::: EXERCISE MATERIALS

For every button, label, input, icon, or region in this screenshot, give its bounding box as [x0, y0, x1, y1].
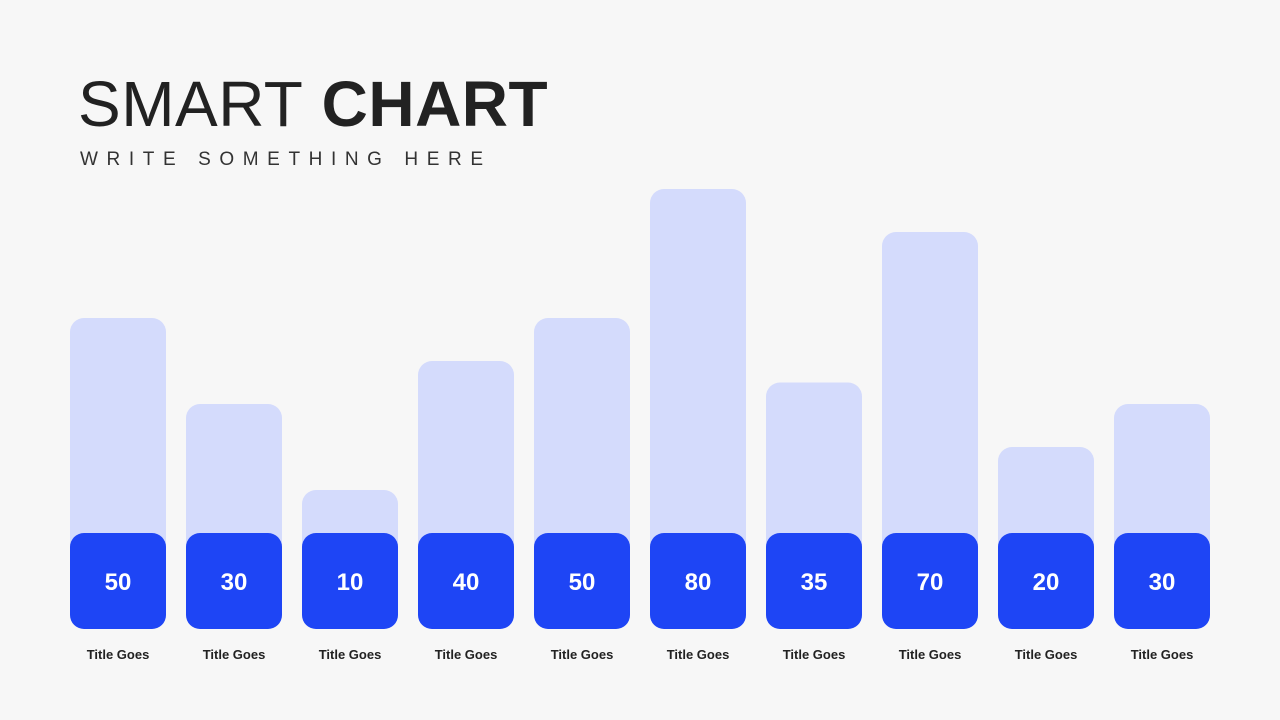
- bar-value-box: [186, 533, 282, 629]
- bar-value-label: 70: [917, 569, 944, 596]
- category-label: Title Goes: [1131, 647, 1194, 662]
- bar-group: 30 Title Goes: [1114, 404, 1210, 662]
- bar-value-box: [302, 533, 398, 629]
- bar-value-label: 10: [337, 569, 364, 596]
- bar-value-box: [534, 533, 630, 629]
- bar-group: 10 Title Goes: [302, 490, 398, 662]
- bar-group: 70 Title Goes: [882, 232, 978, 662]
- bar-value-box: [1114, 533, 1210, 629]
- bar-value-label: 40: [453, 569, 480, 596]
- category-label: Title Goes: [551, 647, 614, 662]
- bar-background: [650, 189, 746, 629]
- bar-group: 50 Title Goes: [70, 318, 166, 662]
- category-label: Title Goes: [667, 647, 730, 662]
- bar-value-box: [418, 533, 514, 629]
- category-label: Title Goes: [87, 647, 150, 662]
- category-label: Title Goes: [899, 647, 962, 662]
- chart-title: SMART CHART: [78, 64, 548, 144]
- bar-background: [882, 232, 978, 629]
- category-label: Title Goes: [203, 647, 266, 662]
- bar-value-box: [70, 533, 166, 629]
- bar-group: 30 Title Goes: [186, 404, 282, 662]
- category-label: Title Goes: [1015, 647, 1078, 662]
- bar-group: 40 Title Goes: [418, 361, 514, 662]
- bar-value-label: 50: [569, 569, 596, 596]
- bar-value-label: 80: [685, 569, 712, 596]
- chart-title-light: SMART: [78, 68, 304, 140]
- bar-group: 80 Title Goes: [650, 189, 746, 662]
- bar-group: 35 Title Goes: [766, 382, 862, 662]
- bar-value-box: [766, 533, 862, 629]
- category-label: Title Goes: [783, 647, 846, 662]
- bar-value-box: [882, 533, 978, 629]
- bar-value-label: 50: [105, 569, 132, 596]
- bar-value-box: [998, 533, 1094, 629]
- bar-value-label: 20: [1033, 569, 1060, 596]
- chart-title-bold: CHART: [321, 68, 549, 140]
- bar-value-box: [650, 533, 746, 629]
- bar-value-label: 30: [1149, 569, 1176, 596]
- bar-value-label: 30: [221, 569, 248, 596]
- bar-value-label: 35: [801, 569, 828, 596]
- bar-group: 20 Title Goes: [998, 447, 1094, 662]
- category-label: Title Goes: [435, 647, 498, 662]
- bar-group: 50 Title Goes: [534, 318, 630, 662]
- chart-subtitle: WRITE SOMETHING HERE: [80, 149, 492, 170]
- category-label: Title Goes: [319, 647, 382, 662]
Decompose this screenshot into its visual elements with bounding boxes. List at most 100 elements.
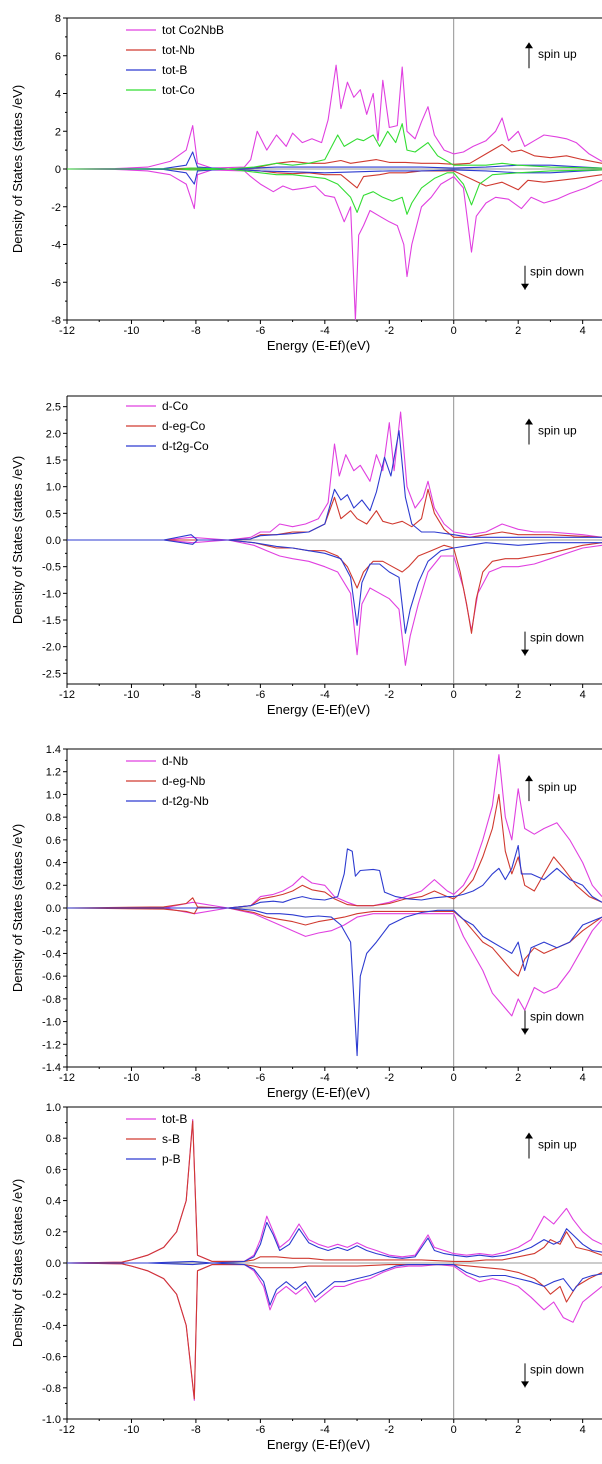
x-tick-label: -8 — [191, 325, 201, 337]
x-tick-label: 4 — [580, 1072, 586, 1084]
x-tick-label: 0 — [451, 1424, 457, 1436]
x-tick-label: -2 — [384, 689, 394, 701]
x-tick-label: 2 — [515, 325, 521, 337]
series-4-up-line — [67, 123, 602, 170]
y-tick-label: -4 — [51, 240, 61, 252]
x-axis-title: Energy (E-Ef)(eV) — [267, 338, 370, 353]
series-3-up-line — [67, 151, 602, 170]
series-group — [67, 64, 602, 320]
spin-up-label: spin up — [538, 424, 577, 438]
y-tick-label: -1.0 — [42, 1017, 61, 1029]
x-tick-label: -10 — [124, 689, 140, 701]
series-2-up-line — [67, 488, 602, 541]
series-4-down-line — [67, 168, 602, 215]
dos-panel-4: -12 -10 -8 -6 -4 -2 0 2 4 -1.0 -0.8 -0.6 -0.4 -0.2 0.0… — [10, 1102, 602, 1452]
series-3-down-line — [67, 539, 602, 634]
y-tick-label: 1.0 — [46, 789, 61, 801]
y-tick-label: 1.2 — [46, 767, 61, 779]
x-tick-label: -10 — [124, 1072, 140, 1084]
x-tick-label: 4 — [580, 689, 586, 701]
y-tick-label: -2.0 — [42, 642, 61, 654]
spin-down-arrowhead — [521, 1028, 529, 1035]
y-tick-label: 0.0 — [46, 535, 61, 547]
x-axis-title: Energy (E-Ef)(eV) — [267, 1085, 370, 1100]
series-1-down-line — [67, 1262, 602, 1401]
x-tick-label: 4 — [580, 1424, 586, 1436]
x-tick-label: -4 — [320, 325, 330, 337]
x-tick-label: 2 — [515, 689, 521, 701]
y-tick-label: 0.4 — [46, 858, 61, 870]
y-axis-title: Density of States (states /eV) — [10, 824, 25, 992]
spin-down-label: spin down — [530, 1362, 584, 1376]
y-tick-label: 0.8 — [46, 1133, 61, 1145]
x-tick-label: -4 — [320, 689, 330, 701]
x-tick-label: 0 — [451, 1072, 457, 1084]
y-tick-label: 0.6 — [46, 1164, 61, 1176]
series-1-down-line — [67, 907, 602, 1017]
y-axis-title: Density of States (states /eV) — [10, 456, 25, 624]
series-1-down-line — [67, 168, 602, 320]
y-tick-label: -0.2 — [42, 1289, 61, 1301]
x-tick-label: 4 — [580, 325, 586, 337]
y-tick-label: 8 — [55, 13, 61, 25]
series-3-up-line — [67, 844, 602, 909]
y-tick-label: -1.4 — [42, 1062, 61, 1074]
series-2-down-line — [67, 539, 602, 634]
y-axis-title: Density of States (states /eV) — [10, 1179, 25, 1347]
y-tick-label: -0.8 — [42, 994, 61, 1006]
spin-down-arrowhead — [521, 1381, 529, 1388]
x-tick-label: 0 — [451, 689, 457, 701]
dos-panel-1: -12 -10 -8 -6 -4 -2 0 2 4 -8 -6 -4 -2 0 2 4 6 8 Energy (E-… — [10, 13, 602, 353]
spin-down-arrowhead — [521, 283, 529, 290]
x-tick-label: -10 — [124, 325, 140, 337]
x-tick-label: -6 — [255, 689, 265, 701]
y-tick-label: -0.8 — [42, 1383, 61, 1395]
y-tick-label: 0.8 — [46, 812, 61, 824]
y-tick-label: -0.2 — [42, 926, 61, 938]
x-tick-label: -4 — [320, 1424, 330, 1436]
dos-panel-2: -12 -10 -8 -6 -4 -2 0 2 4 -2.5 -2.0 -1.5 -1.0 -0.5 0.0… — [10, 395, 602, 717]
legend-label: d-Nb — [162, 754, 188, 768]
spin-down-label: spin down — [530, 631, 584, 645]
x-tick-label: -12 — [59, 1424, 75, 1436]
y-tick-label: -1.0 — [42, 588, 61, 600]
y-tick-label: 0.2 — [46, 880, 61, 892]
x-tick-label: 0 — [451, 325, 457, 337]
legend-label: tot-B — [162, 63, 187, 77]
x-tick-label: -12 — [59, 689, 75, 701]
legend-label: d-t2g-Nb — [162, 794, 209, 808]
x-tick-label: -8 — [191, 689, 201, 701]
x-tick-label: -12 — [59, 325, 75, 337]
x-axis-title: Energy (E-Ef)(eV) — [267, 702, 370, 717]
legend-label: p-B — [162, 1152, 181, 1166]
series-2-down-line — [67, 1262, 602, 1400]
y-tick-label: -0.6 — [42, 1352, 61, 1364]
series-1-up-line — [67, 1118, 602, 1264]
spin-down-label: spin down — [530, 265, 584, 279]
y-tick-label: -0.4 — [42, 948, 61, 960]
series-1-up-line — [67, 754, 602, 909]
series-2-down-line — [67, 907, 602, 977]
y-tick-label: -2 — [51, 202, 61, 214]
y-tick-label: 4 — [55, 89, 61, 101]
series-1-up-line — [67, 411, 602, 541]
series-2-up-line — [67, 793, 602, 909]
x-tick-label: 2 — [515, 1072, 521, 1084]
y-tick-label: 0.0 — [46, 903, 61, 915]
y-tick-label: 0.2 — [46, 1227, 61, 1239]
y-tick-label: 6 — [55, 51, 61, 63]
y-tick-label: -0.4 — [42, 1320, 61, 1332]
legend-label: tot-Co — [162, 83, 195, 97]
series-2-up-line — [67, 1120, 602, 1264]
legend-label: d-eg-Nb — [162, 774, 206, 788]
y-tick-label: 2.0 — [46, 428, 61, 440]
spin-down-arrowhead — [521, 649, 529, 656]
y-tick-label: 0 — [55, 164, 61, 176]
y-tick-label: -1.0 — [42, 1414, 61, 1426]
y-tick-label: 1.5 — [46, 455, 61, 467]
series-3-up-line — [67, 430, 602, 541]
legend-label: s-B — [162, 1132, 180, 1146]
x-tick-label: -8 — [191, 1072, 201, 1084]
y-tick-label: -1.5 — [42, 615, 61, 627]
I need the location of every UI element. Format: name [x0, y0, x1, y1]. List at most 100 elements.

::::::

**PROMPT**: Copy the material starting at the line containing "- bar-value-box: [186, 533, 282, 629]" and ending after the line containing "- category-label: Title Goes: [87, 647, 150, 662]", keeping every line the same.

**THE RESPONSE**:
- bar-value-box: [186, 533, 282, 629]
- bar-value-label: 70: [917, 569, 944, 596]
- category-label: Title Goes: [1131, 647, 1194, 662]
- bar-group: 30 Title Goes: [1114, 404, 1210, 662]
- bar-value-box: [302, 533, 398, 629]
- bar-value-label: 10: [337, 569, 364, 596]
- bar-value-box: [534, 533, 630, 629]
- bar-group: 10 Title Goes: [302, 490, 398, 662]
- bar-group: 70 Title Goes: [882, 232, 978, 662]
- bar-value-box: [1114, 533, 1210, 629]
- bar-value-label: 40: [453, 569, 480, 596]
- category-label: Title Goes: [551, 647, 614, 662]
- bar-background: [650, 189, 746, 629]
- bar-group: 50 Title Goes: [70, 318, 166, 662]
- category-label: Title Goes: [667, 647, 730, 662]
- bar-value-box: [418, 533, 514, 629]
- category-label: Title Goes: [87, 647, 150, 662]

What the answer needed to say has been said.